**** Source material

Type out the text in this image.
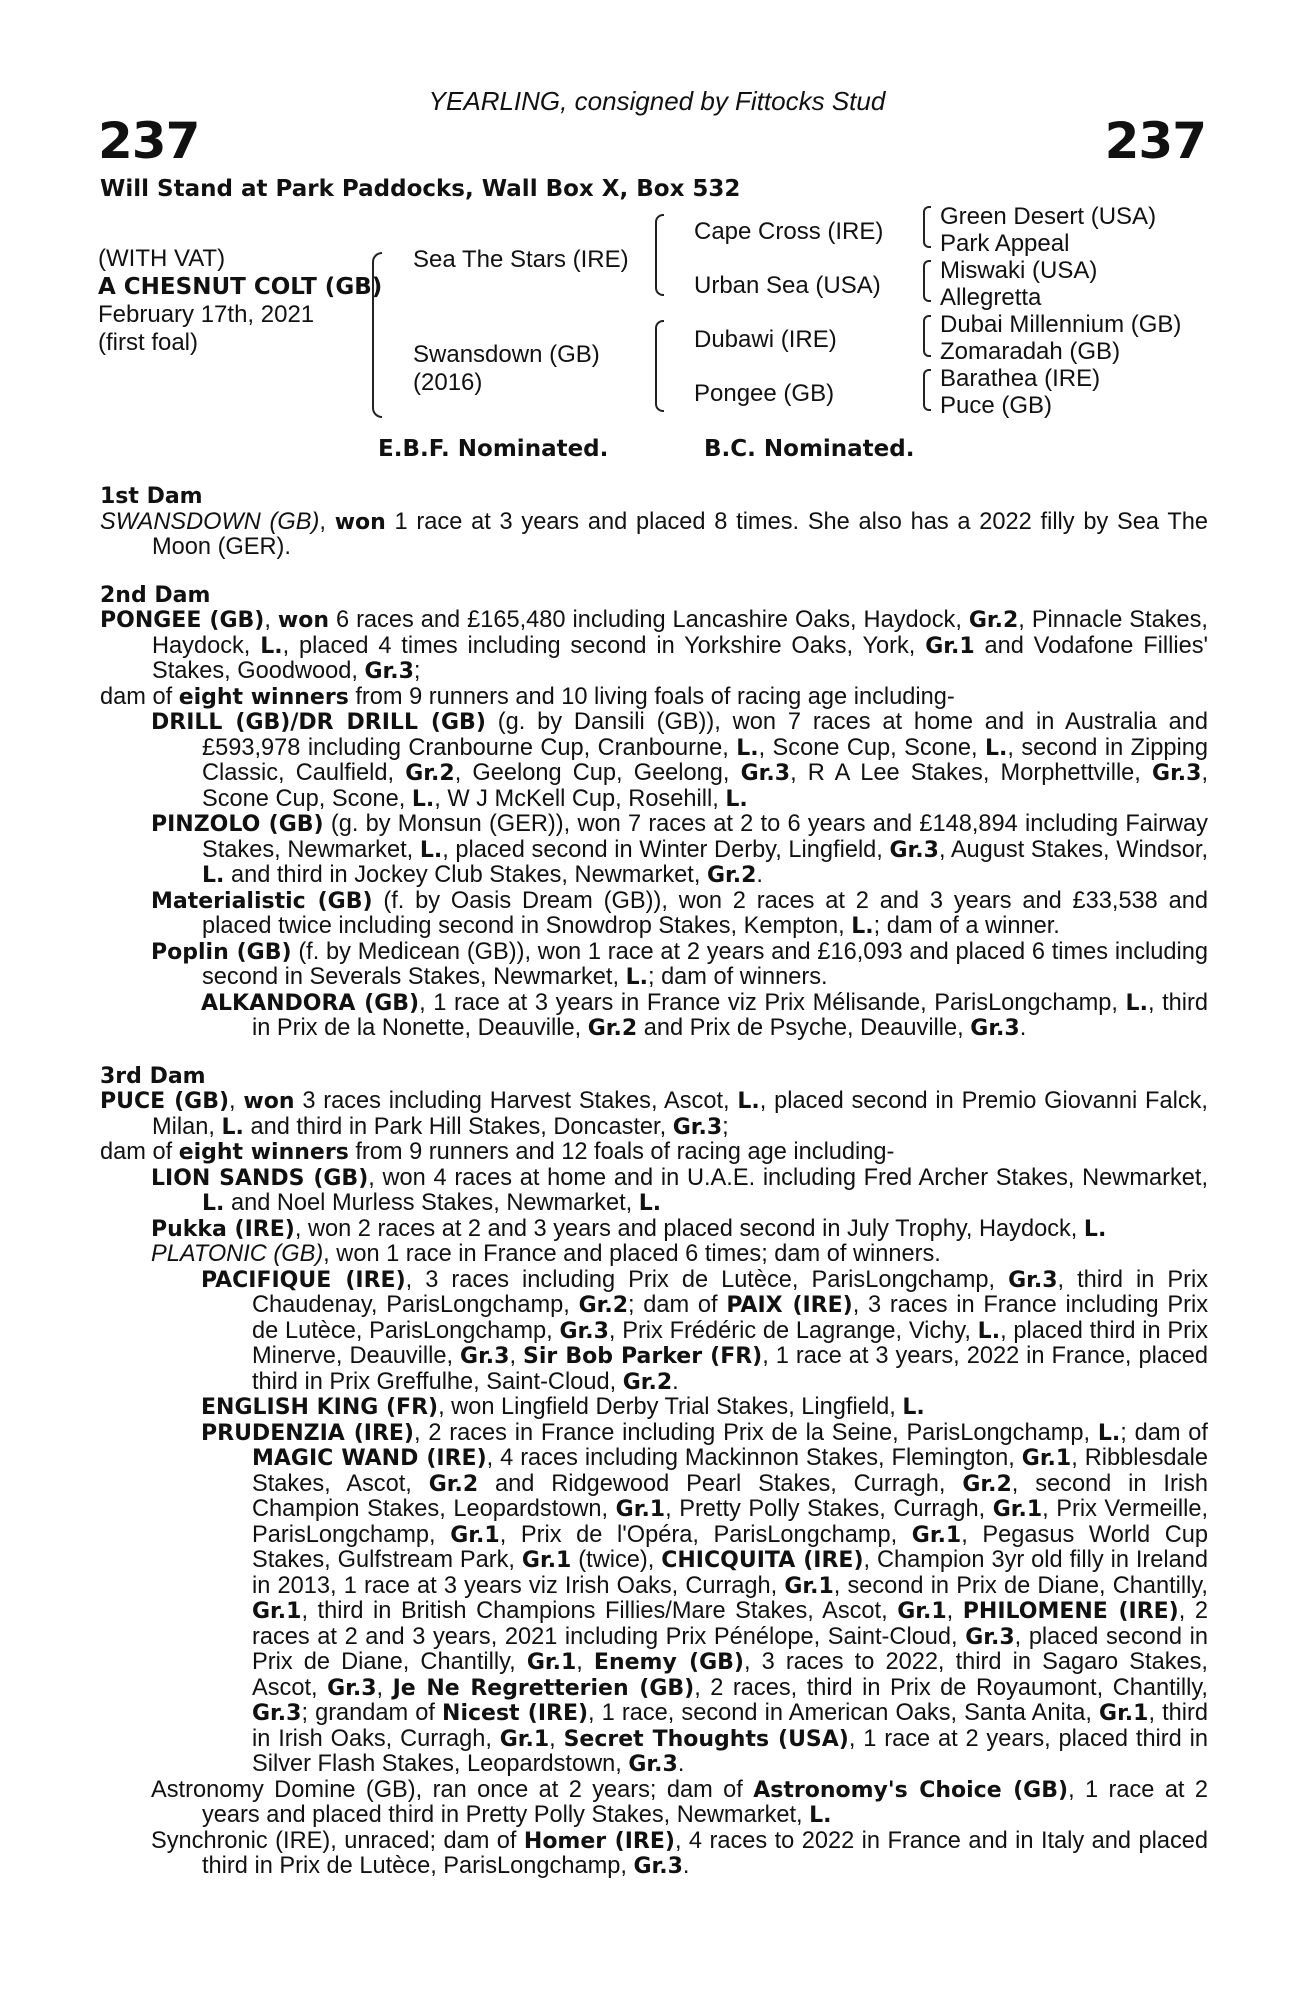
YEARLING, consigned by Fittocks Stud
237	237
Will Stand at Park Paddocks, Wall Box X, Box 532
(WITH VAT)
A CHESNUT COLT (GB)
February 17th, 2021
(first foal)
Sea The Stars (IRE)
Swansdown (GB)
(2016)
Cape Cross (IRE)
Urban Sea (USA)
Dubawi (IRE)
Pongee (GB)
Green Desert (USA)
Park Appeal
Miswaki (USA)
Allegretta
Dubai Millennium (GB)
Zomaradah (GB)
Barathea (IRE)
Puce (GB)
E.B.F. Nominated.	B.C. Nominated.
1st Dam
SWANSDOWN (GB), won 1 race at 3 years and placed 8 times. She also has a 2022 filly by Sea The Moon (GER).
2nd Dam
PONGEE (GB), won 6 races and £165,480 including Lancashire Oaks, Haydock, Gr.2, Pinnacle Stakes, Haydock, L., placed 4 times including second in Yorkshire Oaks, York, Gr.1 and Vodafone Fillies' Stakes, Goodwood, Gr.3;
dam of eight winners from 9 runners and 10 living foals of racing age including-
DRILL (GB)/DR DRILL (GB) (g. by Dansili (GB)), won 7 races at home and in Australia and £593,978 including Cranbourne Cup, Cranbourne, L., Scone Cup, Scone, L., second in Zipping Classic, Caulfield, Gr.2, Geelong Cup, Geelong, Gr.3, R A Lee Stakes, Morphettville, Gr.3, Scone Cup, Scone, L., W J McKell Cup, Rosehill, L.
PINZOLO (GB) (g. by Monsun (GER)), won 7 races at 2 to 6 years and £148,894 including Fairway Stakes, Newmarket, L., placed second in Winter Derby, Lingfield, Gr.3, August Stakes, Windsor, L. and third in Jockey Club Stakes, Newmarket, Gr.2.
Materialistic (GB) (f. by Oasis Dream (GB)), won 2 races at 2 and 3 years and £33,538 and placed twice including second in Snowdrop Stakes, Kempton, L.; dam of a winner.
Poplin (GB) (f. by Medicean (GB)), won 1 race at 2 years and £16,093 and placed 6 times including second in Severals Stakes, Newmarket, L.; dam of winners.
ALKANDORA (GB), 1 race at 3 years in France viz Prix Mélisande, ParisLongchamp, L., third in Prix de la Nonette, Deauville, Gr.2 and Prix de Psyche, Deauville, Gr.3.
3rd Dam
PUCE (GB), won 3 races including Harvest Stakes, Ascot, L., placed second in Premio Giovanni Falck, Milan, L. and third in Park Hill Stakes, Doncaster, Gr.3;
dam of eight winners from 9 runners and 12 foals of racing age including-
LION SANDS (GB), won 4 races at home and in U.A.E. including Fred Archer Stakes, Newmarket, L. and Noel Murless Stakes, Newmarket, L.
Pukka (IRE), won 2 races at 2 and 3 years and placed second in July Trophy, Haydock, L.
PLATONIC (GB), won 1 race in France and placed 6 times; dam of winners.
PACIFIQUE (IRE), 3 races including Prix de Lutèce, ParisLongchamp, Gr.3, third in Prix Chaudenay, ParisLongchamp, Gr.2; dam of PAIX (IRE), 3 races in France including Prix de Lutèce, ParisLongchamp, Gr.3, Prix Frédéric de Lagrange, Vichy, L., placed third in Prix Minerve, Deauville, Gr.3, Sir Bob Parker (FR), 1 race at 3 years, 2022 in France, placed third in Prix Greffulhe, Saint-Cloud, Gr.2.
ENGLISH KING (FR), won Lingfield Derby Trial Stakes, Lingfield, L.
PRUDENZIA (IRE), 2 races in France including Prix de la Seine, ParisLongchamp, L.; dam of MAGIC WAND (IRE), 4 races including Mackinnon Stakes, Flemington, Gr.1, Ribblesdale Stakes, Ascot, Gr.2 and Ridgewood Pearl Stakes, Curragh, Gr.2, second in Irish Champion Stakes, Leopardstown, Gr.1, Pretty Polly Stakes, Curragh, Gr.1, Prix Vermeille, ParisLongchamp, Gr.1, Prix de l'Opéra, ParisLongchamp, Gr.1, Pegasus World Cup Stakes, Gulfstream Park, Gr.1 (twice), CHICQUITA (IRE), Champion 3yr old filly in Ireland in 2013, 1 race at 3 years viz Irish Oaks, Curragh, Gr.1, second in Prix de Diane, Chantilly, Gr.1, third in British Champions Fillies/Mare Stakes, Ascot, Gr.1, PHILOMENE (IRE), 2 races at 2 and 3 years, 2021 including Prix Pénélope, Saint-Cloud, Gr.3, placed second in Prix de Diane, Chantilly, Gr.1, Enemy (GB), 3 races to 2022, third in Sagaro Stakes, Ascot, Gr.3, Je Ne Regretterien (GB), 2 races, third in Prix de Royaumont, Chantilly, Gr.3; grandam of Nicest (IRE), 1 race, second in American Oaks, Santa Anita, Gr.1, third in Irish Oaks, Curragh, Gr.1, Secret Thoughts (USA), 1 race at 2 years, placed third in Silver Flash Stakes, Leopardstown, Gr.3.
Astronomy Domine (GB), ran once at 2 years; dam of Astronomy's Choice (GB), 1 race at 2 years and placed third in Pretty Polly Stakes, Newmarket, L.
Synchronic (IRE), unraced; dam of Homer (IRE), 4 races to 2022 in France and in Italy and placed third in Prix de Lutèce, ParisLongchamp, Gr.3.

********

The request: Look through the listing above. Pick out each line with "foals" and copy it.

Full answer:
dam of eight winners from 9 runners and 10 living foals of racing age including-
dam of eight winners from 9 runners and 12 foals of racing age including-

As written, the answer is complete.